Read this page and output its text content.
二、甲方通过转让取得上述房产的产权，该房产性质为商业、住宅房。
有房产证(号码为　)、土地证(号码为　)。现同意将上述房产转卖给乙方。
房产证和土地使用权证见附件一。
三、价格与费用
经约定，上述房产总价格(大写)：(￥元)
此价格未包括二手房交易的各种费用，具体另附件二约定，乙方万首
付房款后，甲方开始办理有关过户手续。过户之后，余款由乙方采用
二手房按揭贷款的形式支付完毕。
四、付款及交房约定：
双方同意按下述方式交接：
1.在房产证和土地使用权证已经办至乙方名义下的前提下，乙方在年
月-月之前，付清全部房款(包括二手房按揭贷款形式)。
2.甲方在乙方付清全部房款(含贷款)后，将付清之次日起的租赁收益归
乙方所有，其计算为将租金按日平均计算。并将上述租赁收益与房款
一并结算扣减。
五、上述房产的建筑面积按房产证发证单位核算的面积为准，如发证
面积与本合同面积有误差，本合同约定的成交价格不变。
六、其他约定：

####

● **DESCRIPTION OF THE TASK**:
Output the entries verbatim.

● **EXERCISE OUTPUT**:
Read this page and output its text content.
二、甲方通过转让取得上述房产的产权，该房产性质为商业、住宅房。
有房产证(号码为　)、土地证(号码为　)。现同意将上述房产转卖给乙方。
房产证和土地使用权证见附件一。
三、价格与费用
经约定，上述房产总价格(大写)：(￥元)
此价格未包括二手房交易的各种费用，具体另附件二约定，乙方万首
付房款后，甲方开始办理有关过户手续。过户之后，余款由乙方采用
二手房按揭贷款的形式支付完毕。
四、付款及交房约定：
双方同意按下述方式交接：
1.在房产证和土地使用权证已经办至乙方名义下的前提下，乙方在年
月-月之前，付清全部房款(包括二手房按揭贷款形式)。
2.甲方在乙方付清全部房款(含贷款)后，将付清之次日起的租赁收益归
乙方所有，其计算为将租金按日平均计算。并将上述租赁收益与房款
一并结算扣减。
五、上述房产的建筑面积按房产证发证单位核算的面积为准，如发证
面积与本合同面积有误差，本合同约定的成交价格不变。
六、其他约定：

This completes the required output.